- _REQUIREMENTS_
Scan the entries below for the word "York". Copy each line that has it.

────────────────────────────────────────

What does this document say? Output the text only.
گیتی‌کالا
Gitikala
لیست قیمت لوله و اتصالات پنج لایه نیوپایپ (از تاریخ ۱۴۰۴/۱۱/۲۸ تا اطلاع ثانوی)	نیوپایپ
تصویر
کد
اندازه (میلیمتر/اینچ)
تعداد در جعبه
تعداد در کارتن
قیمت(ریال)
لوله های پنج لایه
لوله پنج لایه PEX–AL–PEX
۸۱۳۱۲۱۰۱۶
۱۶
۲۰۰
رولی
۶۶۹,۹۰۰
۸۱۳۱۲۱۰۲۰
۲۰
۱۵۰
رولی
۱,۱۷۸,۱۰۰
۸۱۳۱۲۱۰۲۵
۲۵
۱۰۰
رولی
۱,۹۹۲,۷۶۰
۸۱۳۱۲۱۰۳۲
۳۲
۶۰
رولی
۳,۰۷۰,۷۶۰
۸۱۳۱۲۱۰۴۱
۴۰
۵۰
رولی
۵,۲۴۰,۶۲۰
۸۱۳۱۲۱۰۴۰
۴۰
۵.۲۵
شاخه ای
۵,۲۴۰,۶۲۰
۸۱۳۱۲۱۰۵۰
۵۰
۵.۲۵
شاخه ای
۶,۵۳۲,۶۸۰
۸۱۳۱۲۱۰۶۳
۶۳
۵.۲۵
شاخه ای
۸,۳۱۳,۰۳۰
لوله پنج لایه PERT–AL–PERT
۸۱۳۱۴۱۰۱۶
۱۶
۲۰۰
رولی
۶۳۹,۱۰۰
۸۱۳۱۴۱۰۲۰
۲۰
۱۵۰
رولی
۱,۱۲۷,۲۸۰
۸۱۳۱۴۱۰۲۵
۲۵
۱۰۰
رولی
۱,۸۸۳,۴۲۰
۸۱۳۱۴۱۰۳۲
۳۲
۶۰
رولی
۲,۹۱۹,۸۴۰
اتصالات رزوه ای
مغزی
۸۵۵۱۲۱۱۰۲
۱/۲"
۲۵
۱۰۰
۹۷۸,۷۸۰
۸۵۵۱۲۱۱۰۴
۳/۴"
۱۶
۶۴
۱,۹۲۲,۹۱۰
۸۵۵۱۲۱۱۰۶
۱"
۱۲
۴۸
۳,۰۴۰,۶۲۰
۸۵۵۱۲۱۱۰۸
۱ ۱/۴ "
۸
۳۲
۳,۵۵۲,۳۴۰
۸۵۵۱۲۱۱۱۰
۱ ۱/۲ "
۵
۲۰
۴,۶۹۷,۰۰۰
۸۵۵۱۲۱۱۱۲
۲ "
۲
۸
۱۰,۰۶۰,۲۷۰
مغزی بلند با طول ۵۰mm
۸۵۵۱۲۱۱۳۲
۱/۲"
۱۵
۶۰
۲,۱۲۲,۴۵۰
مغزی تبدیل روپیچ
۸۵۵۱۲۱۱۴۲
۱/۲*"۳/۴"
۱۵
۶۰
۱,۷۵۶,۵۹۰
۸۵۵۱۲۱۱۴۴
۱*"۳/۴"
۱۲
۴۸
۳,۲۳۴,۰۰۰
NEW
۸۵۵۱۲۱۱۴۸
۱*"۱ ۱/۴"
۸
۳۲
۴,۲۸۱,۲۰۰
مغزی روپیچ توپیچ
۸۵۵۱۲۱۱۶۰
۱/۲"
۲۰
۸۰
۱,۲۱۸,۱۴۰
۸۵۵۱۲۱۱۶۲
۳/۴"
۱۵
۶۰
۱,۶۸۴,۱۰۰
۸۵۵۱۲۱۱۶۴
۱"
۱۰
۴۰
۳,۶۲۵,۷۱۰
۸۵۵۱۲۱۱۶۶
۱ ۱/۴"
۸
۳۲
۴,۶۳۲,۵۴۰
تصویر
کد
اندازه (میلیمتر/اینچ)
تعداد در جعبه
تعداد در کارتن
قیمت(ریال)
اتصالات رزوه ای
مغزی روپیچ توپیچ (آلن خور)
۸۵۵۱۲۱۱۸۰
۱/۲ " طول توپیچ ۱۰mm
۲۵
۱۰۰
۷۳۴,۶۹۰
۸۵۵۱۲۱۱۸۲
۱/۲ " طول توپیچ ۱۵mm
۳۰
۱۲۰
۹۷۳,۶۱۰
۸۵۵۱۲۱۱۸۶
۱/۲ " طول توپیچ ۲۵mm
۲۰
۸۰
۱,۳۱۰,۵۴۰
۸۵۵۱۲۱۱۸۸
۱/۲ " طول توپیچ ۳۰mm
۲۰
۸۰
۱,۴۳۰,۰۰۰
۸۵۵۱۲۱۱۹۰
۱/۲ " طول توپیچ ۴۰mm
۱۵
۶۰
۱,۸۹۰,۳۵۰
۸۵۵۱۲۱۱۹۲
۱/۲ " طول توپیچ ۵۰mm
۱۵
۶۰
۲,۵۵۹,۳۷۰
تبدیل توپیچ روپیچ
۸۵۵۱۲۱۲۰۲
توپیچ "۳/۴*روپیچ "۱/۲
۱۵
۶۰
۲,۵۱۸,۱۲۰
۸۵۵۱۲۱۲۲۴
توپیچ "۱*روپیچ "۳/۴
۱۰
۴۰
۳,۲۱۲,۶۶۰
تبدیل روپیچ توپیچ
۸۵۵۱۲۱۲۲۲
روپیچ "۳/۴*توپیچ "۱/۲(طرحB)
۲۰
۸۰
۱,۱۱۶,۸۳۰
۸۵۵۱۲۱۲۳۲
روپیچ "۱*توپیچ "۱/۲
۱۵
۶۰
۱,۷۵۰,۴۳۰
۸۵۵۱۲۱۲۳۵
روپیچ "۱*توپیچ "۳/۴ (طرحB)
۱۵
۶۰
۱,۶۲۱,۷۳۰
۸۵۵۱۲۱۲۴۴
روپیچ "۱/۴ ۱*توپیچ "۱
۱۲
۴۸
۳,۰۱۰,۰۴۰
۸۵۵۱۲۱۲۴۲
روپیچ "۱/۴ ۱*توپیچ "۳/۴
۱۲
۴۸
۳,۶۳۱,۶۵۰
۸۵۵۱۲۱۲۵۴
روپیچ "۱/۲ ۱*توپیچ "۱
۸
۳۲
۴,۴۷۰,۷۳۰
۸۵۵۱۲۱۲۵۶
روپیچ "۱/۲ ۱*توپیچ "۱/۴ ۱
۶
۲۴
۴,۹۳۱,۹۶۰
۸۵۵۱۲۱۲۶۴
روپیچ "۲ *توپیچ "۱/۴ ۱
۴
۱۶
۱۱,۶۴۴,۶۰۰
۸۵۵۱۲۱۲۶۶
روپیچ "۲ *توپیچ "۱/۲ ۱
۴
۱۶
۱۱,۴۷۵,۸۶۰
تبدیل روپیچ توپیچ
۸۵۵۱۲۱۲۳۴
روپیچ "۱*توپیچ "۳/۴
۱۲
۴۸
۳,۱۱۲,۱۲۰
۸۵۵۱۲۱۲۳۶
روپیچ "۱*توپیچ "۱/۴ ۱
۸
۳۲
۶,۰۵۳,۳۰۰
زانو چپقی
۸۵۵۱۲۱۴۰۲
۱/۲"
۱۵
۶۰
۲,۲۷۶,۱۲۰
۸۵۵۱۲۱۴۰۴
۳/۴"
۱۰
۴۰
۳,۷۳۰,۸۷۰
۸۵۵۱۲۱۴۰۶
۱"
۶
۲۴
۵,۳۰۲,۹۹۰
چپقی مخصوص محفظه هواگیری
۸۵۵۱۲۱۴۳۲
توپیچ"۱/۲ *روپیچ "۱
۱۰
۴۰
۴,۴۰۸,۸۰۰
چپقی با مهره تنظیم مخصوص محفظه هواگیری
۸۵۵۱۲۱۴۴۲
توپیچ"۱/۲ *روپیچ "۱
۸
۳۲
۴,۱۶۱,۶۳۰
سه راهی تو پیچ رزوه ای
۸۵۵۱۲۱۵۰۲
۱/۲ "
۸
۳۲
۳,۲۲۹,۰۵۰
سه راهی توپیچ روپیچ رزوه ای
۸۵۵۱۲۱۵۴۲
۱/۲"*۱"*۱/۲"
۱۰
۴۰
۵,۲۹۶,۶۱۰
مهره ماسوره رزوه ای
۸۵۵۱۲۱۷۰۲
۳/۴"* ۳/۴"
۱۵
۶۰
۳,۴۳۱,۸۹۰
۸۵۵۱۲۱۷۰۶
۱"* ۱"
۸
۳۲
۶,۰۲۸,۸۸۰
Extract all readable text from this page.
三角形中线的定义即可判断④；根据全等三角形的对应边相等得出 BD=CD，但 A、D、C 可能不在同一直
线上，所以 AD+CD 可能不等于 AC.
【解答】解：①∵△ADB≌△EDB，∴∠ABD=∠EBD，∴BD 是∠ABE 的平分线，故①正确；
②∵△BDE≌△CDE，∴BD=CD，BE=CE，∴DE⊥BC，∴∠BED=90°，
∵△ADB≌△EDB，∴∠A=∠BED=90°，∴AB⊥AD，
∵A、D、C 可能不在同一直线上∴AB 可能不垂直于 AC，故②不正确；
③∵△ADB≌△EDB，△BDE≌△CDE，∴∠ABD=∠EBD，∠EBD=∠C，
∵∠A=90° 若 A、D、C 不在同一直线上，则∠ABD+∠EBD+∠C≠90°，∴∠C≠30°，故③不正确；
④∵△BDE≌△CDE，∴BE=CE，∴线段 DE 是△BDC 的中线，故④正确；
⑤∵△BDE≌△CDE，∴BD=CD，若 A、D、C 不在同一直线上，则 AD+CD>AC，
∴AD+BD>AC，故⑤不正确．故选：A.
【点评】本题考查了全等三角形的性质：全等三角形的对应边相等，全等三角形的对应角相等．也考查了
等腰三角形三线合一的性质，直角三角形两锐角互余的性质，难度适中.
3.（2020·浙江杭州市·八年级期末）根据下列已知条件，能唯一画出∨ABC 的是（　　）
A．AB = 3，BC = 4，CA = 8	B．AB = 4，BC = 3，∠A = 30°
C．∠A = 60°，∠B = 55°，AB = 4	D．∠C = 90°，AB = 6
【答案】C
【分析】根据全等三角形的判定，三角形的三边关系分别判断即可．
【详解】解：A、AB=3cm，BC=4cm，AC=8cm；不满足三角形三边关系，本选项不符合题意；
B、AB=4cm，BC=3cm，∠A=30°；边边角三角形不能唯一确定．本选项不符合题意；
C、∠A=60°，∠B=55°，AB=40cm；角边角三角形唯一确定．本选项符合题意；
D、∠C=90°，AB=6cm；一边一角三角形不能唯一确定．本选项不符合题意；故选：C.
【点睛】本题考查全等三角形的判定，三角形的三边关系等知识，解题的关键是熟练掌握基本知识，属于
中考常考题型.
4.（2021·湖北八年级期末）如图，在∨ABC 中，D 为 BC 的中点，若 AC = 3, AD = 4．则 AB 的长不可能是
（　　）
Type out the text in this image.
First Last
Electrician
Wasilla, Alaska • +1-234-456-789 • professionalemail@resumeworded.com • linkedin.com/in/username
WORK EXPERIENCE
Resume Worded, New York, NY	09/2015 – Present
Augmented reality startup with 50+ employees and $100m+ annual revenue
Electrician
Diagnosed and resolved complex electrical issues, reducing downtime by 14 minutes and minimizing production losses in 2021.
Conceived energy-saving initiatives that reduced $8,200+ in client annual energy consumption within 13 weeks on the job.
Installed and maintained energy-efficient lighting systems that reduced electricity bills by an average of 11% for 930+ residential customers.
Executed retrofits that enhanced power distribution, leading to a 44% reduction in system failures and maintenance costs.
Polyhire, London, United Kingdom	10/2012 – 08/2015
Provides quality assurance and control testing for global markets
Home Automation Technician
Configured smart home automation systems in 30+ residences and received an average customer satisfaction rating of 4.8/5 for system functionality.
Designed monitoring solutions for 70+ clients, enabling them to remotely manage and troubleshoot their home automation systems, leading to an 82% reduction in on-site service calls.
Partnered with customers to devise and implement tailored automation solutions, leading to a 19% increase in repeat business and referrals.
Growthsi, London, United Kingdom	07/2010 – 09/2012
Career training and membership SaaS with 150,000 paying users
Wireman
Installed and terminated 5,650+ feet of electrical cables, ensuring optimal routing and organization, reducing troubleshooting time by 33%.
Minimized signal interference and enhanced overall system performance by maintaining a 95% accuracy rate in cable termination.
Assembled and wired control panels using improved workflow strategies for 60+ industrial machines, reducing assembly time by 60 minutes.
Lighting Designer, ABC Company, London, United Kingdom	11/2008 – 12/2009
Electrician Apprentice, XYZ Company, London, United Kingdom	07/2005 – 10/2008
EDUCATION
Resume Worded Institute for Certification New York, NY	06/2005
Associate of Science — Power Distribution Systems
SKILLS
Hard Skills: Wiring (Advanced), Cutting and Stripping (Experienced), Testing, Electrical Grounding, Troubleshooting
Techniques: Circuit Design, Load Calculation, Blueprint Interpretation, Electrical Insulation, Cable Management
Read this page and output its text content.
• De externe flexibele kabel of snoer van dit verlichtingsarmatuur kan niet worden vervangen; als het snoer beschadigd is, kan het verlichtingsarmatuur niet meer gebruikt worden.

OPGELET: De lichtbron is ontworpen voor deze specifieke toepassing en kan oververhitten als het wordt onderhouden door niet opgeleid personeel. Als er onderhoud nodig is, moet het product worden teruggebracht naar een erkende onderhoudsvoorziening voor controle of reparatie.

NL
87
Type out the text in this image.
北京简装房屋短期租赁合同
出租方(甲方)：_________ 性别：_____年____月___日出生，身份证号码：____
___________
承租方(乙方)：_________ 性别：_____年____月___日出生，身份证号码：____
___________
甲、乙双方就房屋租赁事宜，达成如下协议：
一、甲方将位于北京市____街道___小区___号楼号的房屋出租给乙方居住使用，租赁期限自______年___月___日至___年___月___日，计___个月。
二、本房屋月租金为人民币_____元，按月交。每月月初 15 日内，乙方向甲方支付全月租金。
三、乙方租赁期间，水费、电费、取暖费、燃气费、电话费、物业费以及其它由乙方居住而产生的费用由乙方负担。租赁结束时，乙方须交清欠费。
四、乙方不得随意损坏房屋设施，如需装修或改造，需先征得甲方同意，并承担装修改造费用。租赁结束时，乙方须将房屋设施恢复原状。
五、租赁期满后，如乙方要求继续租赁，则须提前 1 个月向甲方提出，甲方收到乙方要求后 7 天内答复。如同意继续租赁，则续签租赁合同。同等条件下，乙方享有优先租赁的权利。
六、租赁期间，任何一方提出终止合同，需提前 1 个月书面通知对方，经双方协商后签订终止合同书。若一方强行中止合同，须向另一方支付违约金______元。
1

────────────────────────────────────────

- _OUTPUT OF THE TASK_
Resume Worded, New York, NY	09/2015 – Present
Resume Worded Institute for Certification New York, NY	06/2005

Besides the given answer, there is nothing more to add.